▶ [EXERCISE INPUT]
-- begin --

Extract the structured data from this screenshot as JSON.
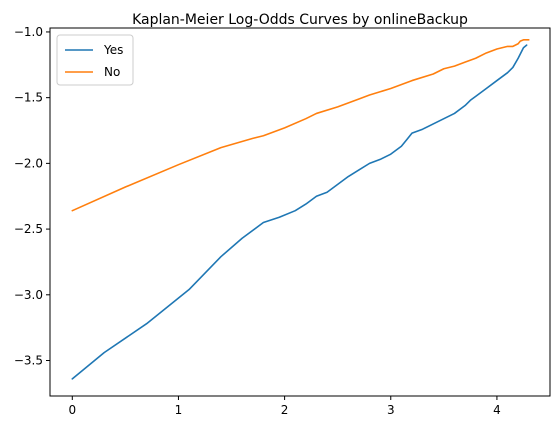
{
  "chart_data": {
    "type": "line",
    "title": "Kaplan-Meier Log-Odds Curves by onlineBackup",
    "xlabel": "",
    "ylabel": "",
    "xlim": [
      -0.21,
      4.5
    ],
    "ylim": [
      -3.77,
      -0.97
    ],
    "xticks": [
      0,
      1,
      2,
      3,
      4
    ],
    "xtick_labels": [
      "0",
      "1",
      "2",
      "3",
      "4"
    ],
    "yticks": [
      -3.5,
      -3.0,
      -2.5,
      -2.0,
      -1.5,
      -1.0
    ],
    "ytick_labels": [
      "−3.5",
      "−3.0",
      "−2.5",
      "−2.0",
      "−1.5",
      "−1.0"
    ],
    "grid": false,
    "legend_position": "top-left",
    "series": [
      {
        "name": "Yes",
        "color": "#1f77b4",
        "x": [
          0,
          0.3,
          0.7,
          1.1,
          1.4,
          1.6,
          1.8,
          1.95,
          2.1,
          2.2,
          2.3,
          2.4,
          2.5,
          2.6,
          2.7,
          2.8,
          2.9,
          3.0,
          3.1,
          3.15,
          3.2,
          3.3,
          3.4,
          3.5,
          3.6,
          3.7,
          3.75,
          3.8,
          3.9,
          4.0,
          4.1,
          4.15,
          4.2,
          4.25,
          4.28
        ],
        "y": [
          -3.64,
          -3.44,
          -3.22,
          -2.96,
          -2.71,
          -2.57,
          -2.45,
          -2.41,
          -2.36,
          -2.31,
          -2.25,
          -2.22,
          -2.16,
          -2.1,
          -2.05,
          -2.0,
          -1.97,
          -1.93,
          -1.87,
          -1.82,
          -1.77,
          -1.74,
          -1.7,
          -1.66,
          -1.62,
          -1.56,
          -1.52,
          -1.49,
          -1.43,
          -1.37,
          -1.31,
          -1.27,
          -1.2,
          -1.12,
          -1.1
        ]
      },
      {
        "name": "No",
        "color": "#ff7f0e",
        "x": [
          0,
          0.5,
          1.0,
          1.4,
          1.7,
          1.8,
          2.0,
          2.2,
          2.3,
          2.5,
          2.7,
          2.8,
          3.0,
          3.2,
          3.4,
          3.5,
          3.6,
          3.7,
          3.8,
          3.9,
          4.0,
          4.1,
          4.15,
          4.2,
          4.22,
          4.25,
          4.3
        ],
        "y": [
          -2.36,
          -2.18,
          -2.01,
          -1.88,
          -1.81,
          -1.79,
          -1.73,
          -1.66,
          -1.62,
          -1.57,
          -1.51,
          -1.48,
          -1.43,
          -1.37,
          -1.32,
          -1.28,
          -1.26,
          -1.23,
          -1.2,
          -1.16,
          -1.13,
          -1.11,
          -1.11,
          -1.09,
          -1.07,
          -1.06,
          -1.06
        ]
      }
    ]
  }
}
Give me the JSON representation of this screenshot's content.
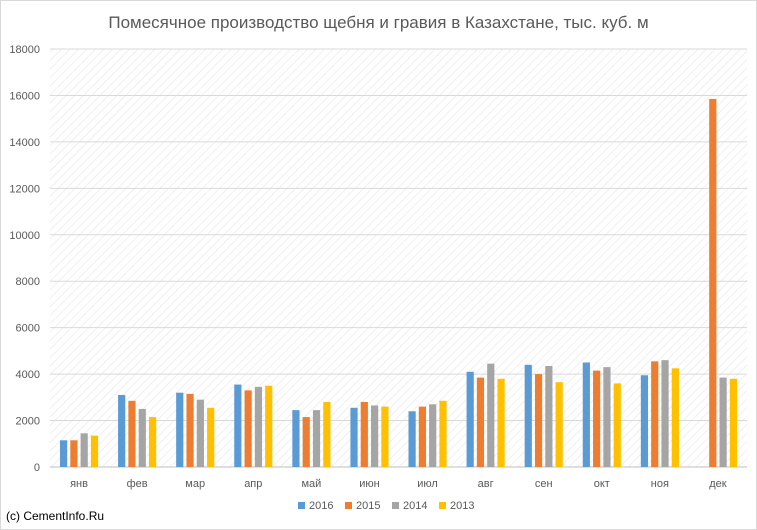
{
  "chart_data": {
    "type": "bar",
    "title": "Помесячное производство щебня и гравия в Казахстане, тыс. куб. м",
    "categories": [
      "янв",
      "фев",
      "мар",
      "апр",
      "май",
      "июн",
      "июл",
      "авг",
      "сен",
      "окт",
      "ноя",
      "дек"
    ],
    "series": [
      {
        "name": "2016",
        "color": "#5b9bd5",
        "values": [
          1150,
          3100,
          3200,
          3550,
          2450,
          2550,
          2400,
          4100,
          4400,
          4500,
          3950,
          null
        ]
      },
      {
        "name": "2015",
        "color": "#ed7d31",
        "values": [
          1150,
          2850,
          3150,
          3300,
          2150,
          2800,
          2600,
          3850,
          4000,
          4150,
          4550,
          15850
        ]
      },
      {
        "name": "2014",
        "color": "#a5a5a5",
        "values": [
          1450,
          2500,
          2900,
          3450,
          2450,
          2650,
          2700,
          4450,
          4350,
          4300,
          4600,
          3850
        ]
      },
      {
        "name": "2013",
        "color": "#ffc000",
        "values": [
          1350,
          2150,
          2550,
          3500,
          2800,
          2600,
          2850,
          3800,
          3650,
          3600,
          4250,
          3800
        ]
      }
    ],
    "ylim": [
      0,
      18000
    ],
    "yticks": [
      0,
      2000,
      4000,
      6000,
      8000,
      10000,
      12000,
      14000,
      16000,
      18000
    ],
    "grid": true,
    "legend": "bottom"
  },
  "footer": {
    "copyright": "(c) CementInfo.Ru"
  }
}
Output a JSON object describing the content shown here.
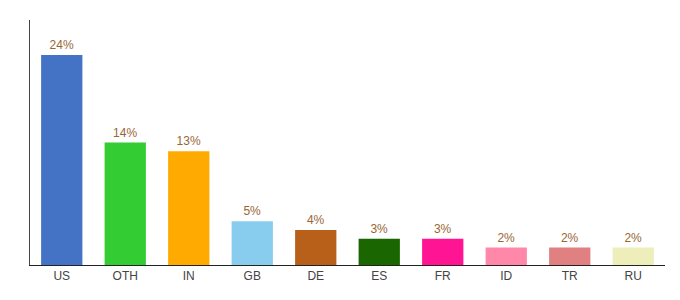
{
  "chart_data": {
    "type": "bar",
    "categories": [
      "US",
      "OTH",
      "IN",
      "GB",
      "DE",
      "ES",
      "FR",
      "ID",
      "TR",
      "RU"
    ],
    "values": [
      24,
      14,
      13,
      5,
      4,
      3,
      3,
      2,
      2,
      2
    ],
    "value_labels": [
      "24%",
      "14%",
      "13%",
      "5%",
      "4%",
      "3%",
      "3%",
      "2%",
      "2%",
      "2%"
    ],
    "colors": [
      "#4472c4",
      "#33cc33",
      "#ffaa00",
      "#88ccee",
      "#b8601a",
      "#1a6600",
      "#ff1493",
      "#ff88aa",
      "#e08080",
      "#eeeebb"
    ],
    "ylim": [
      0,
      28
    ],
    "grid": false,
    "data_labels": true,
    "tick_labels": "x"
  }
}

-- end --

Each entry gets copied exactly; the pictures stay out.

Extract the structured data from this screenshot as JSON.
{
  "chart_data": {
    "type": "line",
    "title": "Kaplan-Meier Log-Odds Curves by onlineBackup",
    "xlabel": "",
    "ylabel": "",
    "xlim": [
      -0.21,
      4.5
    ],
    "ylim": [
      -3.77,
      -0.97
    ],
    "xticks": [
      0,
      1,
      2,
      3,
      4
    ],
    "xtick_labels": [
      "0",
      "1",
      "2",
      "3",
      "4"
    ],
    "yticks": [
      -3.5,
      -3.0,
      -2.5,
      -2.0,
      -1.5,
      -1.0
    ],
    "ytick_labels": [
      "−3.5",
      "−3.0",
      "−2.5",
      "−2.0",
      "−1.5",
      "−1.0"
    ],
    "grid": false,
    "legend_position": "top-left",
    "series": [
      {
        "name": "Yes",
        "color": "#1f77b4",
        "x": [
          0,
          0.3,
          0.7,
          1.1,
          1.4,
          1.6,
          1.8,
          1.95,
          2.1,
          2.2,
          2.3,
          2.4,
          2.5,
          2.6,
          2.7,
          2.8,
          2.9,
          3.0,
          3.1,
          3.15,
          3.2,
          3.3,
          3.4,
          3.5,
          3.6,
          3.7,
          3.75,
          3.8,
          3.9,
          4.0,
          4.1,
          4.15,
          4.2,
          4.25,
          4.28
        ],
        "y": [
          -3.64,
          -3.44,
          -3.22,
          -2.96,
          -2.71,
          -2.57,
          -2.45,
          -2.41,
          -2.36,
          -2.31,
          -2.25,
          -2.22,
          -2.16,
          -2.1,
          -2.05,
          -2.0,
          -1.97,
          -1.93,
          -1.87,
          -1.82,
          -1.77,
          -1.74,
          -1.7,
          -1.66,
          -1.62,
          -1.56,
          -1.52,
          -1.49,
          -1.43,
          -1.37,
          -1.31,
          -1.27,
          -1.2,
          -1.12,
          -1.1
        ]
      },
      {
        "name": "No",
        "color": "#ff7f0e",
        "x": [
          0,
          0.5,
          1.0,
          1.4,
          1.7,
          1.8,
          2.0,
          2.2,
          2.3,
          2.5,
          2.7,
          2.8,
          3.0,
          3.2,
          3.4,
          3.5,
          3.6,
          3.7,
          3.8,
          3.9,
          4.0,
          4.1,
          4.15,
          4.2,
          4.22,
          4.25,
          4.3
        ],
        "y": [
          -2.36,
          -2.18,
          -2.01,
          -1.88,
          -1.81,
          -1.79,
          -1.73,
          -1.66,
          -1.62,
          -1.57,
          -1.51,
          -1.48,
          -1.43,
          -1.37,
          -1.32,
          -1.28,
          -1.26,
          -1.23,
          -1.2,
          -1.16,
          -1.13,
          -1.11,
          -1.11,
          -1.09,
          -1.07,
          -1.06,
          -1.06
        ]
      }
    ]
  }
}
Give me the JSON representation of this screenshot's content.
{
  "chart_data": {
    "type": "bar",
    "title": "Помесячное производство щебня и гравия в Казахстане, тыс. куб. м",
    "categories": [
      "янв",
      "фев",
      "мар",
      "апр",
      "май",
      "июн",
      "июл",
      "авг",
      "сен",
      "окт",
      "ноя",
      "дек"
    ],
    "series": [
      {
        "name": "2016",
        "color": "#5b9bd5",
        "values": [
          1150,
          3100,
          3200,
          3550,
          2450,
          2550,
          2400,
          4100,
          4400,
          4500,
          3950,
          null
        ]
      },
      {
        "name": "2015",
        "color": "#ed7d31",
        "values": [
          1150,
          2850,
          3150,
          3300,
          2150,
          2800,
          2600,
          3850,
          4000,
          4150,
          4550,
          15850
        ]
      },
      {
        "name": "2014",
        "color": "#a5a5a5",
        "values": [
          1450,
          2500,
          2900,
          3450,
          2450,
          2650,
          2700,
          4450,
          4350,
          4300,
          4600,
          3850
        ]
      },
      {
        "name": "2013",
        "color": "#ffc000",
        "values": [
          1350,
          2150,
          2550,
          3500,
          2800,
          2600,
          2850,
          3800,
          3650,
          3600,
          4250,
          3800
        ]
      }
    ],
    "ylim": [
      0,
      18000
    ],
    "yticks": [
      0,
      2000,
      4000,
      6000,
      8000,
      10000,
      12000,
      14000,
      16000,
      18000
    ],
    "grid": true,
    "legend": "bottom"
  },
  "footer": {
    "copyright": "(c) CementInfo.Ru"
  }
}
Output a JSON object describing the content shown here.
{
  "chart_data": {
    "type": "bar",
    "categories": [
      "US",
      "OTH",
      "IN",
      "GB",
      "DE",
      "ES",
      "FR",
      "ID",
      "TR",
      "RU"
    ],
    "values": [
      24,
      14,
      13,
      5,
      4,
      3,
      3,
      2,
      2,
      2
    ],
    "value_labels": [
      "24%",
      "14%",
      "13%",
      "5%",
      "4%",
      "3%",
      "3%",
      "2%",
      "2%",
      "2%"
    ],
    "colors": [
      "#4472c4",
      "#33cc33",
      "#ffaa00",
      "#88ccee",
      "#b8601a",
      "#1a6600",
      "#ff1493",
      "#ff88aa",
      "#e08080",
      "#eeeebb"
    ],
    "ylim": [
      0,
      28
    ],
    "grid": false,
    "data_labels": true,
    "tick_labels": "x"
  }
}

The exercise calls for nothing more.